* Do this
Rewrite the part of the entries that runs from their start through the line containing "455, 475, 475]", changing every "paragraph" to "text-block" and leaving everything else as it is.

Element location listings
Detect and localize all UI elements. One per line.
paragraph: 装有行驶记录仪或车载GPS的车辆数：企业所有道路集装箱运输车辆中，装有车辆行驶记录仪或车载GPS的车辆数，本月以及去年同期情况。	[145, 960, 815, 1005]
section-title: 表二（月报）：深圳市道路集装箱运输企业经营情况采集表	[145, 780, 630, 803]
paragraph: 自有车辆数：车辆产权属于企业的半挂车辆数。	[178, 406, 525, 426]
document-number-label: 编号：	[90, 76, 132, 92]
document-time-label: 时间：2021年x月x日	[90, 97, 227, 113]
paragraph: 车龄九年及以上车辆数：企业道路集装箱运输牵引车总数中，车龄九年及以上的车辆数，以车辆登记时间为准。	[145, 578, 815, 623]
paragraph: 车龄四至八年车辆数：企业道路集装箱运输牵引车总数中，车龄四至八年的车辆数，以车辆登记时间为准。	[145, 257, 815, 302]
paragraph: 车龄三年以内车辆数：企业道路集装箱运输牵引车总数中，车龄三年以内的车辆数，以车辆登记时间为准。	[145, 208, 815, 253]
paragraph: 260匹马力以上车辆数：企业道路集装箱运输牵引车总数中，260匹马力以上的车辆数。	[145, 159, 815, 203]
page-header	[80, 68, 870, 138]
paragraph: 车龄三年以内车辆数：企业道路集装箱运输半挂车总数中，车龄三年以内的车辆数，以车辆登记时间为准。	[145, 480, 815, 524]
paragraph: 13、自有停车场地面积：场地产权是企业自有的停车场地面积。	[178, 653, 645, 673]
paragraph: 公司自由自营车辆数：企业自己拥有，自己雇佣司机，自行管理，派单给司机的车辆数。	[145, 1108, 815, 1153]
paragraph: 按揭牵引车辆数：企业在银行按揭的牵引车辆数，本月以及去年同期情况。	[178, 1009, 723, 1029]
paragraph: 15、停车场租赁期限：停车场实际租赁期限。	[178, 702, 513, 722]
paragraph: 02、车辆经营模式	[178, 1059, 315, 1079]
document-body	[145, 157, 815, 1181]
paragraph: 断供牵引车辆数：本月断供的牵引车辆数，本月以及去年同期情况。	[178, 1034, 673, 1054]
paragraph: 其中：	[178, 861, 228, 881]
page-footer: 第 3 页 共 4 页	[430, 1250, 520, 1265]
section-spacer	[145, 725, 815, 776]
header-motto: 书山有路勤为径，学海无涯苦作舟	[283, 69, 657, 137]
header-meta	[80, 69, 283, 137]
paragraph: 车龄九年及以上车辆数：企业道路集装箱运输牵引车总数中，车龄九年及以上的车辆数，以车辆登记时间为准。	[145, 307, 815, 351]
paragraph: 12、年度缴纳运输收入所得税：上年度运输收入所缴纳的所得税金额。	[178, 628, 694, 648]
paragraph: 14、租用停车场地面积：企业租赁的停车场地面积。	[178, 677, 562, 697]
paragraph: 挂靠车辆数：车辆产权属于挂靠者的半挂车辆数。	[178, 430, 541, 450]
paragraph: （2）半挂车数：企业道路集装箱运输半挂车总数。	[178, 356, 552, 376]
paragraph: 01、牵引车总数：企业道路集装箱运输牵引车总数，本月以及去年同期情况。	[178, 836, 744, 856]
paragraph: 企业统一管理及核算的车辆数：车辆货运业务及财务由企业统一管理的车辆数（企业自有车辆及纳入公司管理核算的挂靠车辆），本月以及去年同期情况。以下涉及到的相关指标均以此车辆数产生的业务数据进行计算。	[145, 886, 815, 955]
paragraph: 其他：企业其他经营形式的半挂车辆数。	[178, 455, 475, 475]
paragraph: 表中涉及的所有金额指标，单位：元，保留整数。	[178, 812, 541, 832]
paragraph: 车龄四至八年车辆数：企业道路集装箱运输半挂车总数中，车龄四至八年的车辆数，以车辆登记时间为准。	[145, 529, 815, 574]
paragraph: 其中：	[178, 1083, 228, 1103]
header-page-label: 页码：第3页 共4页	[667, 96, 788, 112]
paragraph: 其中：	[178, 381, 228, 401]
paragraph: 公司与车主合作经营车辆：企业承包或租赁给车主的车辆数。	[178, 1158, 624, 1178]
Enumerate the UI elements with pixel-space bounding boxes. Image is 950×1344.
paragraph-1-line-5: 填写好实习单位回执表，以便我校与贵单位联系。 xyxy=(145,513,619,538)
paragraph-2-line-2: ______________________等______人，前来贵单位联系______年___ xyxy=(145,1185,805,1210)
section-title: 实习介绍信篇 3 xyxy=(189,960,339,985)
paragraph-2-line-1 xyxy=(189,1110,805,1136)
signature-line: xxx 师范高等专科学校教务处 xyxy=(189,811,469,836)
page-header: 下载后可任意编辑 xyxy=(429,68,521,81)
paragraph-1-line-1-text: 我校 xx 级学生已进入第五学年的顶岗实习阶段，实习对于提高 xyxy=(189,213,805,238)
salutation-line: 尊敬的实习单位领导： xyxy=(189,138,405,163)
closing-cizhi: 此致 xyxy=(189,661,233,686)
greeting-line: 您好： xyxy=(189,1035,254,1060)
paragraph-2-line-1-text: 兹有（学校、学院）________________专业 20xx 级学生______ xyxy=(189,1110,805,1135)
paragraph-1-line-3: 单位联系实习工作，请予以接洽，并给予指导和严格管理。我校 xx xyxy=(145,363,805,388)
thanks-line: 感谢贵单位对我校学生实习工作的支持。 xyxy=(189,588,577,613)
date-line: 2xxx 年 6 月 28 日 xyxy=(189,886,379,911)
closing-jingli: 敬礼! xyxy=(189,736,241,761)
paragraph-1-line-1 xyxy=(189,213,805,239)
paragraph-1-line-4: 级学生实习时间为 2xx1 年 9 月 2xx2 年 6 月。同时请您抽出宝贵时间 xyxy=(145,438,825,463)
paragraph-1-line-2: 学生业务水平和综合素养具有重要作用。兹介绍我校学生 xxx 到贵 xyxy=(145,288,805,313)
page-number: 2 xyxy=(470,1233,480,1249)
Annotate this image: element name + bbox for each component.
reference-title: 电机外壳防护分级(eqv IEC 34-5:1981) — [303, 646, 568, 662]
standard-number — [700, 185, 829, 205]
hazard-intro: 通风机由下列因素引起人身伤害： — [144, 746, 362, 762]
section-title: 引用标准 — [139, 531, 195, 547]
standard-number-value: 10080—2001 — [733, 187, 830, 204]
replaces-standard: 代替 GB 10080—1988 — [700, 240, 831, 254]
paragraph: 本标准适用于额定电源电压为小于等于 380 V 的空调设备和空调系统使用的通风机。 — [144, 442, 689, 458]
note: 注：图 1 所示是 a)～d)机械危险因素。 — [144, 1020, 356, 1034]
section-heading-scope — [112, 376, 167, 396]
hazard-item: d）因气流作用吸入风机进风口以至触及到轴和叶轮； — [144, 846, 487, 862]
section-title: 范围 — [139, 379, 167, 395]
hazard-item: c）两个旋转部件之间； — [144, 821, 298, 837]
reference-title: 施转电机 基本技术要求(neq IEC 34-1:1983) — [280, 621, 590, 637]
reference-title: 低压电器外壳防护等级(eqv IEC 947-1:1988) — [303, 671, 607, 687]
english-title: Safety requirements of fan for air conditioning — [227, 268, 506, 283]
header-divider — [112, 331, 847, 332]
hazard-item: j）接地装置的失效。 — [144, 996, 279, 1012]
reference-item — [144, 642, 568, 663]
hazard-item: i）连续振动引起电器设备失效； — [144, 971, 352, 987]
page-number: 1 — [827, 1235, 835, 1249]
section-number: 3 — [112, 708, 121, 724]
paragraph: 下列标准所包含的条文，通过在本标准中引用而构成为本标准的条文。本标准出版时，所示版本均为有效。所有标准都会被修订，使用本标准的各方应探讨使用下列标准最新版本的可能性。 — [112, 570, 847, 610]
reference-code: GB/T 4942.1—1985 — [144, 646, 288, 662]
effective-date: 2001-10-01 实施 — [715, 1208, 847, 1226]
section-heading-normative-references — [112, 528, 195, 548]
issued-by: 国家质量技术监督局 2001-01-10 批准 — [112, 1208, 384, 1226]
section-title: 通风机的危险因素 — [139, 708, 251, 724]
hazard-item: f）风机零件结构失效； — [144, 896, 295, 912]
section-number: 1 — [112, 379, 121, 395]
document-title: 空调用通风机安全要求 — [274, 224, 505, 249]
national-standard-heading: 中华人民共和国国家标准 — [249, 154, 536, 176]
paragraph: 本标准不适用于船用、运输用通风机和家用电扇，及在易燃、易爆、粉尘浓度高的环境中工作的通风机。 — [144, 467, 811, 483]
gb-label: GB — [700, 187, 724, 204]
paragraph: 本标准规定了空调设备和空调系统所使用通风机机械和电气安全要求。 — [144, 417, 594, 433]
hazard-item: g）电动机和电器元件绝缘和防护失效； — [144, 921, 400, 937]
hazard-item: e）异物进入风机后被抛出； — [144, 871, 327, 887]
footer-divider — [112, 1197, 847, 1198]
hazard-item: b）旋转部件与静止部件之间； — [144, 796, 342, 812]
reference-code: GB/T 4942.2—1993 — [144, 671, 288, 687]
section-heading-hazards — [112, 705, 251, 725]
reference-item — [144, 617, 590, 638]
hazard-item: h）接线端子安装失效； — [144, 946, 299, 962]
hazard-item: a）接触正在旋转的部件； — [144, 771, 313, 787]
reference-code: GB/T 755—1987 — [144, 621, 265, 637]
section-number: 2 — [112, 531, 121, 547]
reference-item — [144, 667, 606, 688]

* Correct output
Detect and localize all UI elements. One per line.
text-block: 装有行驶记录仪或车载GPS的车辆数：企业所有道路集装箱运输车辆中，装有车辆行驶记录仪或车载GPS的车辆数，本月以及去年同期情况。	[145, 960, 815, 1005]
section-title: 表二（月报）：深圳市道路集装箱运输企业经营情况采集表	[145, 780, 630, 803]
text-block: 自有车辆数：车辆产权属于企业的半挂车辆数。	[178, 406, 525, 426]
document-number-label: 编号：	[90, 76, 132, 92]
document-time-label: 时间：2021年x月x日	[90, 97, 227, 113]
text-block: 车龄九年及以上车辆数：企业道路集装箱运输牵引车总数中，车龄九年及以上的车辆数，以车辆登记时间为准。	[145, 578, 815, 623]
text-block: 车龄四至八年车辆数：企业道路集装箱运输牵引车总数中，车龄四至八年的车辆数，以车辆登记时间为准。	[145, 257, 815, 302]
text-block: 车龄三年以内车辆数：企业道路集装箱运输牵引车总数中，车龄三年以内的车辆数，以车辆登记时间为准。	[145, 208, 815, 253]
text-block: 260匹马力以上车辆数：企业道路集装箱运输牵引车总数中，260匹马力以上的车辆数。	[145, 159, 815, 203]
page-header	[80, 68, 870, 138]
text-block: 车龄三年以内车辆数：企业道路集装箱运输半挂车总数中，车龄三年以内的车辆数，以车辆登记时间为准。	[145, 480, 815, 524]
text-block: 13、自有停车场地面积：场地产权是企业自有的停车场地面积。	[178, 653, 645, 673]
text-block: 公司自由自营车辆数：企业自己拥有，自己雇佣司机，自行管理，派单给司机的车辆数。	[145, 1108, 815, 1153]
text-block: 按揭牵引车辆数：企业在银行按揭的牵引车辆数，本月以及去年同期情况。	[178, 1009, 723, 1029]
text-block: 15、停车场租赁期限：停车场实际租赁期限。	[178, 702, 513, 722]
text-block: 02、车辆经营模式	[178, 1059, 315, 1079]
document-body	[145, 157, 815, 1181]
text-block: 断供牵引车辆数：本月断供的牵引车辆数，本月以及去年同期情况。	[178, 1034, 673, 1054]
text-block: 其中：	[178, 861, 228, 881]
page-footer: 第 3 页 共 4 页	[430, 1250, 520, 1265]
section-spacer	[145, 725, 815, 776]
header-motto: 书山有路勤为径，学海无涯苦作舟	[283, 69, 657, 137]
header-meta	[80, 69, 283, 137]
text-block: 车龄九年及以上车辆数：企业道路集装箱运输牵引车总数中，车龄九年及以上的车辆数，以车辆登记时间为准。	[145, 307, 815, 351]
text-block: 12、年度缴纳运输收入所得税：上年度运输收入所缴纳的所得税金额。	[178, 628, 694, 648]
text-block: 14、租用停车场地面积：企业租赁的停车场地面积。	[178, 677, 562, 697]
text-block: 挂靠车辆数：车辆产权属于挂靠者的半挂车辆数。	[178, 430, 541, 450]
text-block: （2）半挂车数：企业道路集装箱运输半挂车总数。	[178, 356, 552, 376]
text-block: 01、牵引车总数：企业道路集装箱运输牵引车总数，本月以及去年同期情况。	[178, 836, 744, 856]
text-block: 企业统一管理及核算的车辆数：车辆货运业务及财务由企业统一管理的车辆数（企业自有车辆及纳入公司管理核算的挂靠车辆），本月以及去年同期情况。以下涉及到的相关指标均以此车辆数产生的业务数据进行计算。	[145, 886, 815, 955]
text-block: 其他：企业其他经营形式的半挂车辆数。	[178, 455, 475, 475]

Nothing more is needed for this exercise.